Aim: Copy out all lines that carry the word "this".
·····
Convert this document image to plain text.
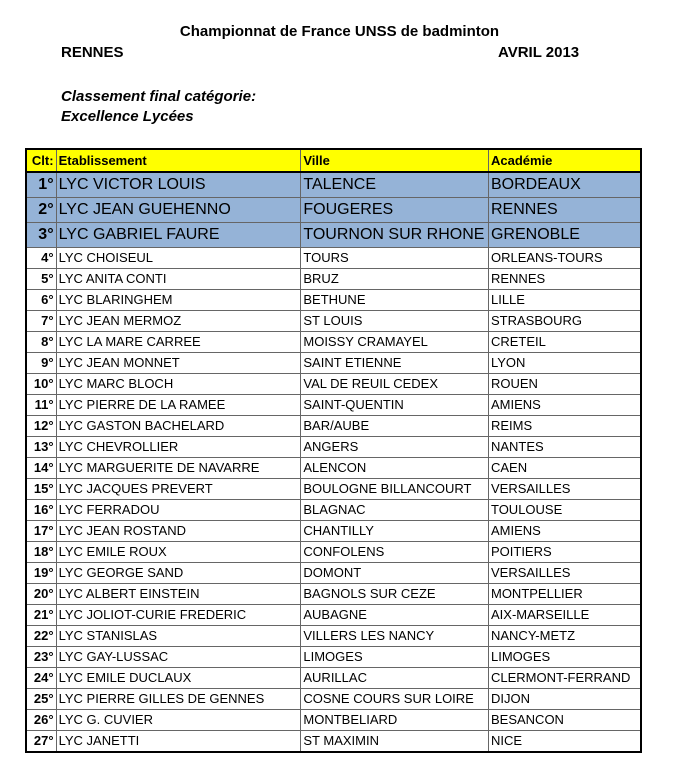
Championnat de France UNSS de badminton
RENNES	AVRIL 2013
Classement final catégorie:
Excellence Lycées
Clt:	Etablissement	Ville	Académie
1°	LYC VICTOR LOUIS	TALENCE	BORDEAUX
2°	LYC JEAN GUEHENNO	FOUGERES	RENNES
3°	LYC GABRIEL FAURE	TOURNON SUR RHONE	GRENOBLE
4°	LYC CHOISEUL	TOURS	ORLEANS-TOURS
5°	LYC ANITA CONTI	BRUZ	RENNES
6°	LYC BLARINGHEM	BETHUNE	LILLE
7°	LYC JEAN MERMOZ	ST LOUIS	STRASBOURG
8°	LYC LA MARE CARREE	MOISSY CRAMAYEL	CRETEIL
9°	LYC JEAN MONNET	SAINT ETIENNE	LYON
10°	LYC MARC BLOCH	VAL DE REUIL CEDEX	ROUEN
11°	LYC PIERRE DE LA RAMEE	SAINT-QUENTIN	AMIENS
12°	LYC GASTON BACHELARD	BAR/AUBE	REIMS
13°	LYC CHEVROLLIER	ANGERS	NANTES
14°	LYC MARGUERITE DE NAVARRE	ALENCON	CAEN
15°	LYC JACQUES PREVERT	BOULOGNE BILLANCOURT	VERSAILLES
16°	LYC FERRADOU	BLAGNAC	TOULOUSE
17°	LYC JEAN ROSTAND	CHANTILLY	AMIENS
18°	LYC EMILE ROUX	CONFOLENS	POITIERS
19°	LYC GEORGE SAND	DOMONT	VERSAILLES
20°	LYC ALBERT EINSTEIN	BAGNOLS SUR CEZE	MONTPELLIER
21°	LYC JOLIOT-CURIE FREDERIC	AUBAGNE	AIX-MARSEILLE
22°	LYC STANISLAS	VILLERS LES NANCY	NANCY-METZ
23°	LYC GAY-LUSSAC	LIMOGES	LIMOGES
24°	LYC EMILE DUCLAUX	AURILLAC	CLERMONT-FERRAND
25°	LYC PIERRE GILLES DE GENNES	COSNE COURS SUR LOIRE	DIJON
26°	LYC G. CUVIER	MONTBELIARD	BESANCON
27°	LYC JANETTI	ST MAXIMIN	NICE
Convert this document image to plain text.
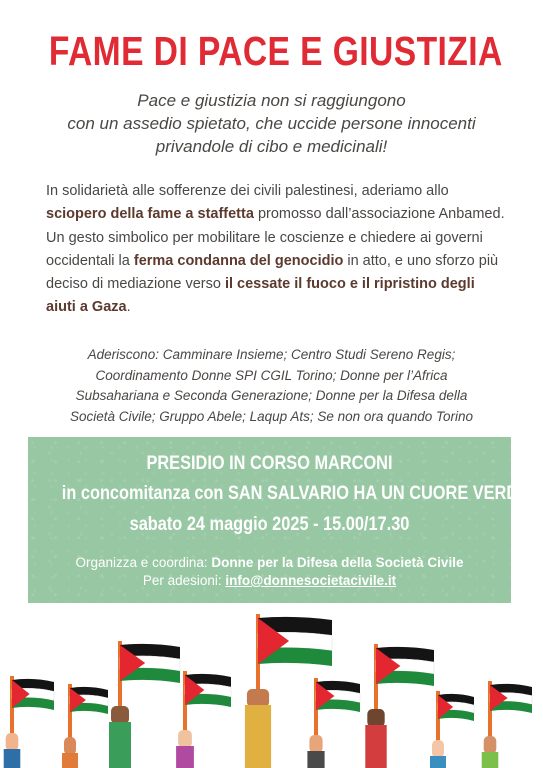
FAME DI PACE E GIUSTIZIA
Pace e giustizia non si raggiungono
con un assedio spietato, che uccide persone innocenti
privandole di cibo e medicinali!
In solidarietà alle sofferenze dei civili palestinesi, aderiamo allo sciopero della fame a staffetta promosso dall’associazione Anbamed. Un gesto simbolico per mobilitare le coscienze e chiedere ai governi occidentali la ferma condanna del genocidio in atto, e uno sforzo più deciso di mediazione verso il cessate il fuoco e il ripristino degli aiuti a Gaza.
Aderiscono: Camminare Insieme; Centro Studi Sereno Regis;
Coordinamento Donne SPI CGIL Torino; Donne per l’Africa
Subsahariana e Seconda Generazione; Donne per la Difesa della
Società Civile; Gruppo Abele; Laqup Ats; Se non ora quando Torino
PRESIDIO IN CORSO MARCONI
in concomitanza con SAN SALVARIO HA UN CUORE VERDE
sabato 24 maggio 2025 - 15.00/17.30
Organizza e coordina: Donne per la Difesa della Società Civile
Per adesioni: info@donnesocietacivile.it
·····
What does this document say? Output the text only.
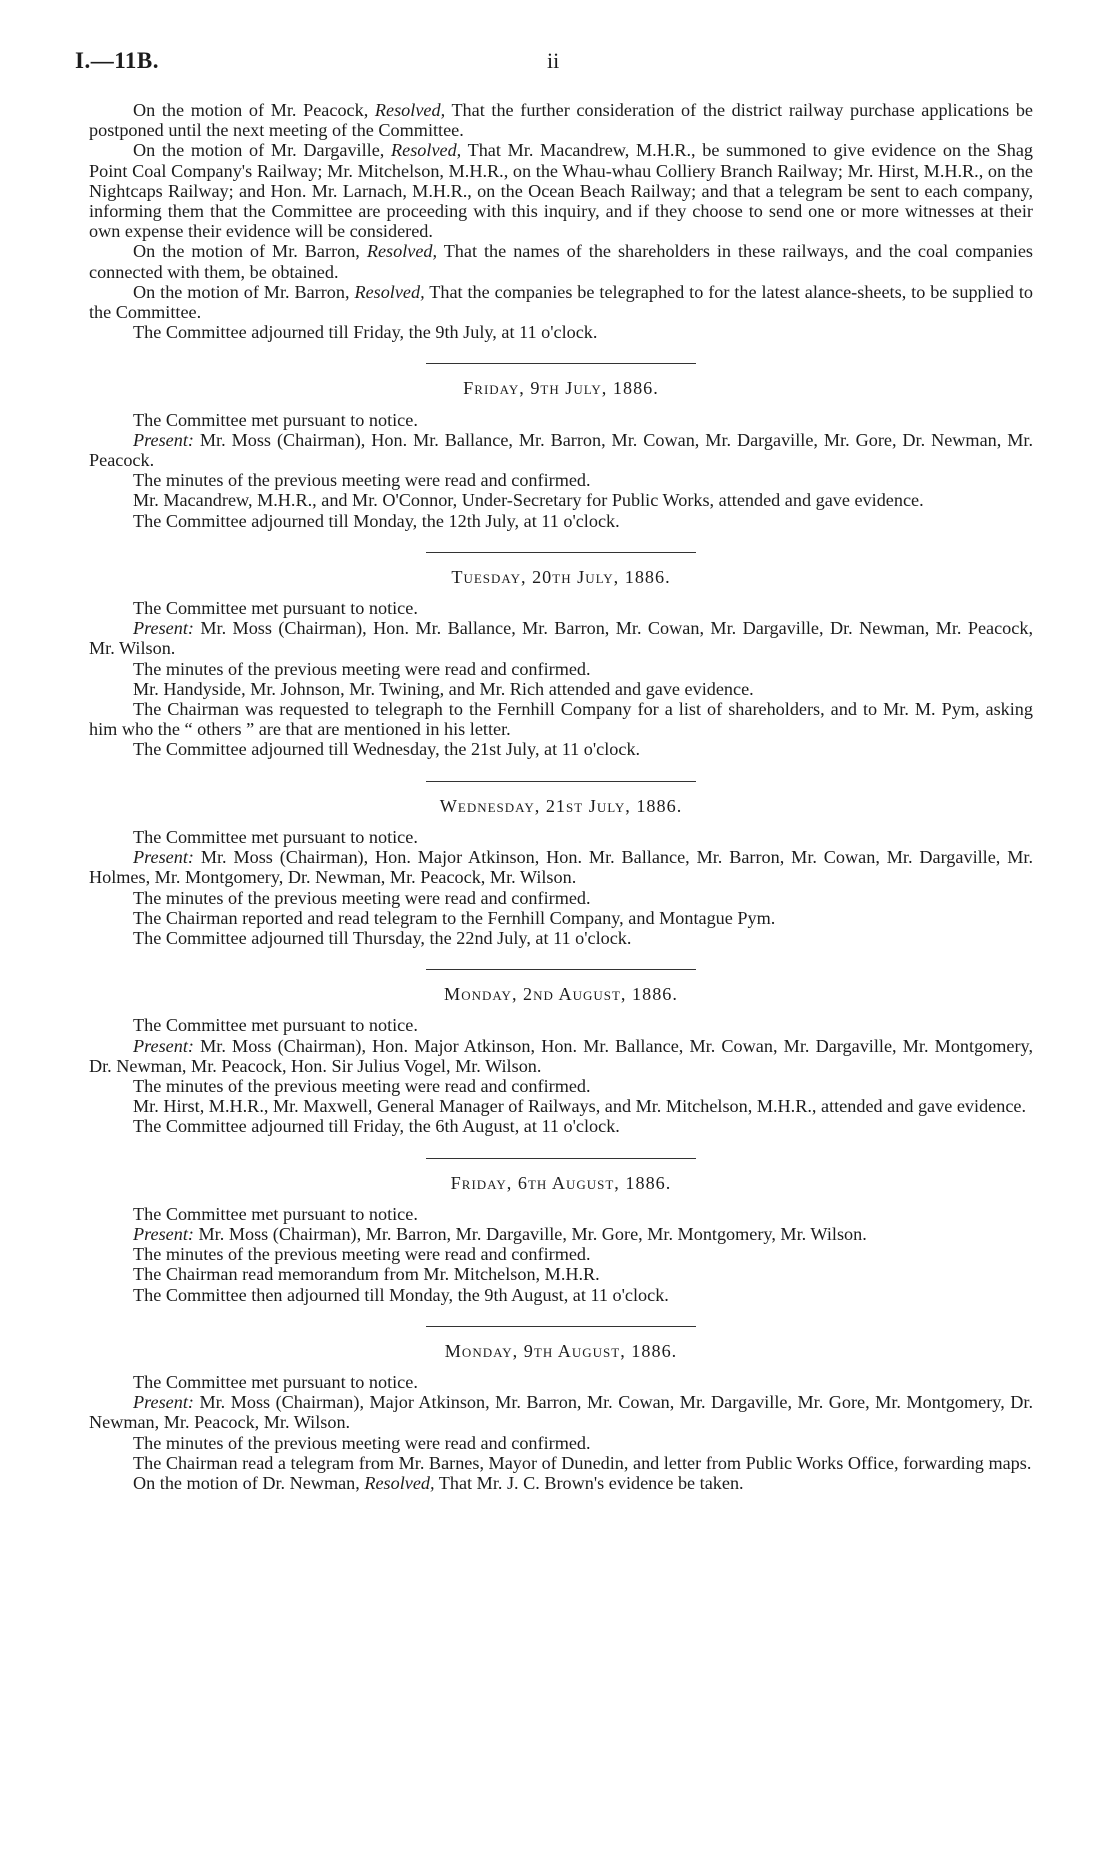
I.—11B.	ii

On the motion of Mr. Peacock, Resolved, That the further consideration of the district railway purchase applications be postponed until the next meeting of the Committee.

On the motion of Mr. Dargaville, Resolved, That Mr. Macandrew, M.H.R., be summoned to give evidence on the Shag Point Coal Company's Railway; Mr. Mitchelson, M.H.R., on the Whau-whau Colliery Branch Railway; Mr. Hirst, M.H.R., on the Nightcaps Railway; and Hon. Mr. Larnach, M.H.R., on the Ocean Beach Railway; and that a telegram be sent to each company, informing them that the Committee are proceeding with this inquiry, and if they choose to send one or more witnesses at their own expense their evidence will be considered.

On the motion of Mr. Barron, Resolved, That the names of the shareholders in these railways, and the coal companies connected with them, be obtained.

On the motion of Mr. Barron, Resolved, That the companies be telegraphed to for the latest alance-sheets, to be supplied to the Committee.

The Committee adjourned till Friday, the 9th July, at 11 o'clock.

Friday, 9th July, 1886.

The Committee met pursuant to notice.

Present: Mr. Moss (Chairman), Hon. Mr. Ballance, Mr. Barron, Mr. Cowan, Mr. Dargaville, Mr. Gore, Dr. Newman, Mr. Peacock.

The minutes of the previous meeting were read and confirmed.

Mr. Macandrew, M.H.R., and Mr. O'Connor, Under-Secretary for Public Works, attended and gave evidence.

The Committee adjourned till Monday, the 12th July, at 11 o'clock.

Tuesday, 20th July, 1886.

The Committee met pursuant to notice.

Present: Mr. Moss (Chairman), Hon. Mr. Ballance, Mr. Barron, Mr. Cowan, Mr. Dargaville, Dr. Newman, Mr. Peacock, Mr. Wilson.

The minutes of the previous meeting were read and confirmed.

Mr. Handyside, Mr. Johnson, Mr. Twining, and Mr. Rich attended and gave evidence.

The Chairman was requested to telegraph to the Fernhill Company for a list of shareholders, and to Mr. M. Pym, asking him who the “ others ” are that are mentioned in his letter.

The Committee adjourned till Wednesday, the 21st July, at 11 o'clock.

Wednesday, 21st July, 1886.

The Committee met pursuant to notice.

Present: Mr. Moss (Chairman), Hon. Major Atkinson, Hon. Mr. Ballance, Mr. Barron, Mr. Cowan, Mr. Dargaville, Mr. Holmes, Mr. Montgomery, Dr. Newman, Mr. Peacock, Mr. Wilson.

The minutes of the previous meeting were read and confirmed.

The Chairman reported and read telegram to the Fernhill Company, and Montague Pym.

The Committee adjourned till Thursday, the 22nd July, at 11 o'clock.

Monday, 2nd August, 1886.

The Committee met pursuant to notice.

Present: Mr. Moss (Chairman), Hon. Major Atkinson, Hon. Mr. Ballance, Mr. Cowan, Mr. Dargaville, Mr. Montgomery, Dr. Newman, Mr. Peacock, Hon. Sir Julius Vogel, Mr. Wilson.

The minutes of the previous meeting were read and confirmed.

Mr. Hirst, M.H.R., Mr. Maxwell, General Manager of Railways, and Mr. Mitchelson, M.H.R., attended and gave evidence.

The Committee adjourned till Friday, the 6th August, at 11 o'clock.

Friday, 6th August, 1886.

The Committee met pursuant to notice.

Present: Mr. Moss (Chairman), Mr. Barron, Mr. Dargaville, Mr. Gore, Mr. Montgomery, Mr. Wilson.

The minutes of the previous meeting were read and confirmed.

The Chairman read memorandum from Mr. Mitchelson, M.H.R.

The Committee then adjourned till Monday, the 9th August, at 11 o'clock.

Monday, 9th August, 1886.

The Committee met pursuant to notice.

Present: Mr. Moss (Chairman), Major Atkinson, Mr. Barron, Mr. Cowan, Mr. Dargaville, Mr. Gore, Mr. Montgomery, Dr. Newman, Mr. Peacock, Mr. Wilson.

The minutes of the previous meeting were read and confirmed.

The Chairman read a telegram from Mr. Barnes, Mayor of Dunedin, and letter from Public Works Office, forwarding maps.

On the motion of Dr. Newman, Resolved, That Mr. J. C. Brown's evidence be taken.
·····
Solution:
Convert this document image to plain text.
Convert this document image to plain text.
What does this document say? Output the text only.
On the motion of Mr. Dargaville, Resolved, That Mr. Macandrew, M.H.R., be summoned to give evidence on the Shag Point Coal Company's Railway; Mr. Mitchelson, M.H.R., on the Whau-whau Colliery Branch Railway; Mr. Hirst, M.H.R., on the Nightcaps Railway; and Hon. Mr. Larnach, M.H.R., on the Ocean Beach Railway; and that a telegram be sent to each company, informing them that the Committee are proceeding with this inquiry, and if they choose to send one or more witnesses at their own expense their evidence will be considered.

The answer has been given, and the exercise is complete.